Work required — Quote every entry word for word.

Data for processing —
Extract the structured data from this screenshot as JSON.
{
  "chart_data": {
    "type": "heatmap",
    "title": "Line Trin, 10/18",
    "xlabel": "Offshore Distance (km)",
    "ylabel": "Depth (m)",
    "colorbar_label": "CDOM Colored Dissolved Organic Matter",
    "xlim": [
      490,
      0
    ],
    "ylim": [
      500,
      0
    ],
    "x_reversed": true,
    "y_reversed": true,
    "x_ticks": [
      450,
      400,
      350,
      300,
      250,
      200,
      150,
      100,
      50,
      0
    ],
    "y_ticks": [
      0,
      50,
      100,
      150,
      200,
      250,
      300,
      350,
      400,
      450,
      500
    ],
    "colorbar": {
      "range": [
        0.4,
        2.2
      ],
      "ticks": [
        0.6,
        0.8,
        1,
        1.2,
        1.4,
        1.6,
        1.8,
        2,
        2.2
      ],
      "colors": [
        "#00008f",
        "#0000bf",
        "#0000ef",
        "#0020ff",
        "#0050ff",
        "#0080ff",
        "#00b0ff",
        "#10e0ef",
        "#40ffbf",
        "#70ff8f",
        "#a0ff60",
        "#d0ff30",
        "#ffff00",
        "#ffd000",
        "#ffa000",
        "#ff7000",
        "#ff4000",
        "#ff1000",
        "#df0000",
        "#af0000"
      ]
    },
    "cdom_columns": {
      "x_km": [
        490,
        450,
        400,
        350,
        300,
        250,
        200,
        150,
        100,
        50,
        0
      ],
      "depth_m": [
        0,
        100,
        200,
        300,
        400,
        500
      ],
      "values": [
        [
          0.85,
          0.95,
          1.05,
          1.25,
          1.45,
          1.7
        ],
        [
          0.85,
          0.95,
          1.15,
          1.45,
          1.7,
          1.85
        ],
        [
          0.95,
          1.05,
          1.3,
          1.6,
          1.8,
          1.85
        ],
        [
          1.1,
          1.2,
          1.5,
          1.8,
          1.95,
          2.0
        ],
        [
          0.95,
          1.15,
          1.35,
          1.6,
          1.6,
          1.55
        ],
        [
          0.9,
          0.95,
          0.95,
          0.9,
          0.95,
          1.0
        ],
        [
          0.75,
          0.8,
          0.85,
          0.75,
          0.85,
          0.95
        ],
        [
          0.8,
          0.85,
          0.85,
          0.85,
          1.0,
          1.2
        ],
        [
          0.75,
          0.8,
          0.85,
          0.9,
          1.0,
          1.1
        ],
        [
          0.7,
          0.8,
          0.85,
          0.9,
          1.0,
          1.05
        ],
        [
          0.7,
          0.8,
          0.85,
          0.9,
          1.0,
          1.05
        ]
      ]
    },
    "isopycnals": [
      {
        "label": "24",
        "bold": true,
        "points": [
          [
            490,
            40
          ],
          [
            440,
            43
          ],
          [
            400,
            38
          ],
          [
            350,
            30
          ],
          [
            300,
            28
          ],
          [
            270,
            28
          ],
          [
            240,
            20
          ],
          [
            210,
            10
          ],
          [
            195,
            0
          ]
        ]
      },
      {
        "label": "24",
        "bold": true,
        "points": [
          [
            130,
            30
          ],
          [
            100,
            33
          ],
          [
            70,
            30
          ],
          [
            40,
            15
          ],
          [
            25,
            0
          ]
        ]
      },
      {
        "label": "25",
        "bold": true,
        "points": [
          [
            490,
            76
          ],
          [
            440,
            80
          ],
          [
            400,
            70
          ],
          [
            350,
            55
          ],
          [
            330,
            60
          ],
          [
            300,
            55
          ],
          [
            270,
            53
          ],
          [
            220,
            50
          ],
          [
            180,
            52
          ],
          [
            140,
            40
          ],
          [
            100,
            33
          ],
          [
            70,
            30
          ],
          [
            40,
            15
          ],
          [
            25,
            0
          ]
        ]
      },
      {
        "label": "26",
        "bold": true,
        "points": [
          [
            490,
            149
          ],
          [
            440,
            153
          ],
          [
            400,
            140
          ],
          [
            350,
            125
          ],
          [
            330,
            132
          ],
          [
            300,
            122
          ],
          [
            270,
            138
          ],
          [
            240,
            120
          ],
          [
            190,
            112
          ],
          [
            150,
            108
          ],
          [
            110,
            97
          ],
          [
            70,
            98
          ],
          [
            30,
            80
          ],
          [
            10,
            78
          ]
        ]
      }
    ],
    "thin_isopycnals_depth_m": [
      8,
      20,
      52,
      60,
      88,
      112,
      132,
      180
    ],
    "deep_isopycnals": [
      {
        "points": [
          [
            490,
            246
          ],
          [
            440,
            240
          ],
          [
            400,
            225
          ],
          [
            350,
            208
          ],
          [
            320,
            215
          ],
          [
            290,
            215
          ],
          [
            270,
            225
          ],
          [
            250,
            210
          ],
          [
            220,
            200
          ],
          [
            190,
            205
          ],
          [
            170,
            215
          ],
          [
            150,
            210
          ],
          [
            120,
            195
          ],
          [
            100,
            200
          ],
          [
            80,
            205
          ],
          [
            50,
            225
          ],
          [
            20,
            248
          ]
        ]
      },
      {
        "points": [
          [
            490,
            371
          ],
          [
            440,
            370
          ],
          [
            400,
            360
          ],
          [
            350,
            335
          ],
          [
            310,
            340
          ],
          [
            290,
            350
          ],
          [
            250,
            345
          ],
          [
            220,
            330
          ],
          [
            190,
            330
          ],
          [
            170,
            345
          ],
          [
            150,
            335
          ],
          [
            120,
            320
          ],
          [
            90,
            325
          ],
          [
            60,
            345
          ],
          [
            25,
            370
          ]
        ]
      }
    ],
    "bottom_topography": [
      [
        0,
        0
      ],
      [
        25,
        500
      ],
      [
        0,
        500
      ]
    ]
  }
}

The answer —
Extract the structured data from this screenshot as JSON.
{
  "chart_data": {
    "type": "heatmap",
    "title": "Line Trin, 10/18",
    "xlabel": "Offshore Distance (km)",
    "ylabel": "Depth (m)",
    "colorbar_label": "CDOM Colored Dissolved Organic Matter",
    "xlim": [
      490,
      0
    ],
    "ylim": [
      500,
      0
    ],
    "x_reversed": true,
    "y_reversed": true,
    "x_ticks": [
      450,
      400,
      350,
      300,
      250,
      200,
      150,
      100,
      50,
      0
    ],
    "y_ticks": [
      0,
      50,
      100,
      150,
      200,
      250,
      300,
      350,
      400,
      450,
      500
    ],
    "colorbar": {
      "range": [
        0.4,
        2.2
      ],
      "ticks": [
        0.6,
        0.8,
        1,
        1.2,
        1.4,
        1.6,
        1.8,
        2,
        2.2
      ],
      "colors": [
        "#00008f",
        "#0000bf",
        "#0000ef",
        "#0020ff",
        "#0050ff",
        "#0080ff",
        "#00b0ff",
        "#10e0ef",
        "#40ffbf",
        "#70ff8f",
        "#a0ff60",
        "#d0ff30",
        "#ffff00",
        "#ffd000",
        "#ffa000",
        "#ff7000",
        "#ff4000",
        "#ff1000",
        "#df0000",
        "#af0000"
      ]
    },
    "cdom_columns": {
      "x_km": [
        490,
        450,
        400,
        350,
        300,
        250,
        200,
        150,
        100,
        50,
        0
      ],
      "depth_m": [
        0,
        100,
        200,
        300,
        400,
        500
      ],
      "values": [
        [
          0.85,
          0.95,
          1.05,
          1.25,
          1.45,
          1.7
        ],
        [
          0.85,
          0.95,
          1.15,
          1.45,
          1.7,
          1.85
        ],
        [
          0.95,
          1.05,
          1.3,
          1.6,
          1.8,
          1.85
        ],
        [
          1.1,
          1.2,
          1.5,
          1.8,
          1.95,
          2.0
        ],
        [
          0.95,
          1.15,
          1.35,
          1.6,
          1.6,
          1.55
        ],
        [
          0.9,
          0.95,
          0.95,
          0.9,
          0.95,
          1.0
        ],
        [
          0.75,
          0.8,
          0.85,
          0.75,
          0.85,
          0.95
        ],
        [
          0.8,
          0.85,
          0.85,
          0.85,
          1.0,
          1.2
        ],
        [
          0.75,
          0.8,
          0.85,
          0.9,
          1.0,
          1.1
        ],
        [
          0.7,
          0.8,
          0.85,
          0.9,
          1.0,
          1.05
        ],
        [
          0.7,
          0.8,
          0.85,
          0.9,
          1.0,
          1.05
        ]
      ]
    },
    "isopycnals": [
      {
        "label": "24",
        "bold": true,
        "points": [
          [
            490,
            40
          ],
          [
            440,
            43
          ],
          [
            400,
            38
          ],
          [
            350,
            30
          ],
          [
            300,
            28
          ],
          [
            270,
            28
          ],
          [
            240,
            20
          ],
          [
            210,
            10
          ],
          [
            195,
            0
          ]
        ]
      },
      {
        "label": "24",
        "bold": true,
        "points": [
          [
            130,
            30
          ],
          [
            100,
            33
          ],
          [
            70,
            30
          ],
          [
            40,
            15
          ],
          [
            25,
            0
          ]
        ]
      },
      {
        "label": "25",
        "bold": true,
        "points": [
          [
            490,
            76
          ],
          [
            440,
            80
          ],
          [
            400,
            70
          ],
          [
            350,
            55
          ],
          [
            330,
            60
          ],
          [
            300,
            55
          ],
          [
            270,
            53
          ],
          [
            220,
            50
          ],
          [
            180,
            52
          ],
          [
            140,
            40
          ],
          [
            100,
            33
          ],
          [
            70,
            30
          ],
          [
            40,
            15
          ],
          [
            25,
            0
          ]
        ]
      },
      {
        "label": "26",
        "bold": true,
        "points": [
          [
            490,
            149
          ],
          [
            440,
            153
          ],
          [
            400,
            140
          ],
          [
            350,
            125
          ],
          [
            330,
            132
          ],
          [
            300,
            122
          ],
          [
            270,
            138
          ],
          [
            240,
            120
          ],
          [
            190,
            112
          ],
          [
            150,
            108
          ],
          [
            110,
            97
          ],
          [
            70,
            98
          ],
          [
            30,
            80
          ],
          [
            10,
            78
          ]
        ]
      }
    ],
    "thin_isopycnals_depth_m": [
      8,
      20,
      52,
      60,
      88,
      112,
      132,
      180
    ],
    "deep_isopycnals": [
      {
        "points": [
          [
            490,
            246
          ],
          [
            440,
            240
          ],
          [
            400,
            225
          ],
          [
            350,
            208
          ],
          [
            320,
            215
          ],
          [
            290,
            215
          ],
          [
            270,
            225
          ],
          [
            250,
            210
          ],
          [
            220,
            200
          ],
          [
            190,
            205
          ],
          [
            170,
            215
          ],
          [
            150,
            210
          ],
          [
            120,
            195
          ],
          [
            100,
            200
          ],
          [
            80,
            205
          ],
          [
            50,
            225
          ],
          [
            20,
            248
          ]
        ]
      },
      {
        "points": [
          [
            490,
            371
          ],
          [
            440,
            370
          ],
          [
            400,
            360
          ],
          [
            350,
            335
          ],
          [
            310,
            340
          ],
          [
            290,
            350
          ],
          [
            250,
            345
          ],
          [
            220,
            330
          ],
          [
            190,
            330
          ],
          [
            170,
            345
          ],
          [
            150,
            335
          ],
          [
            120,
            320
          ],
          [
            90,
            325
          ],
          [
            60,
            345
          ],
          [
            25,
            370
          ]
        ]
      }
    ],
    "bottom_topography": [
      [
        0,
        0
      ],
      [
        25,
        500
      ],
      [
        0,
        500
      ]
    ]
  }
}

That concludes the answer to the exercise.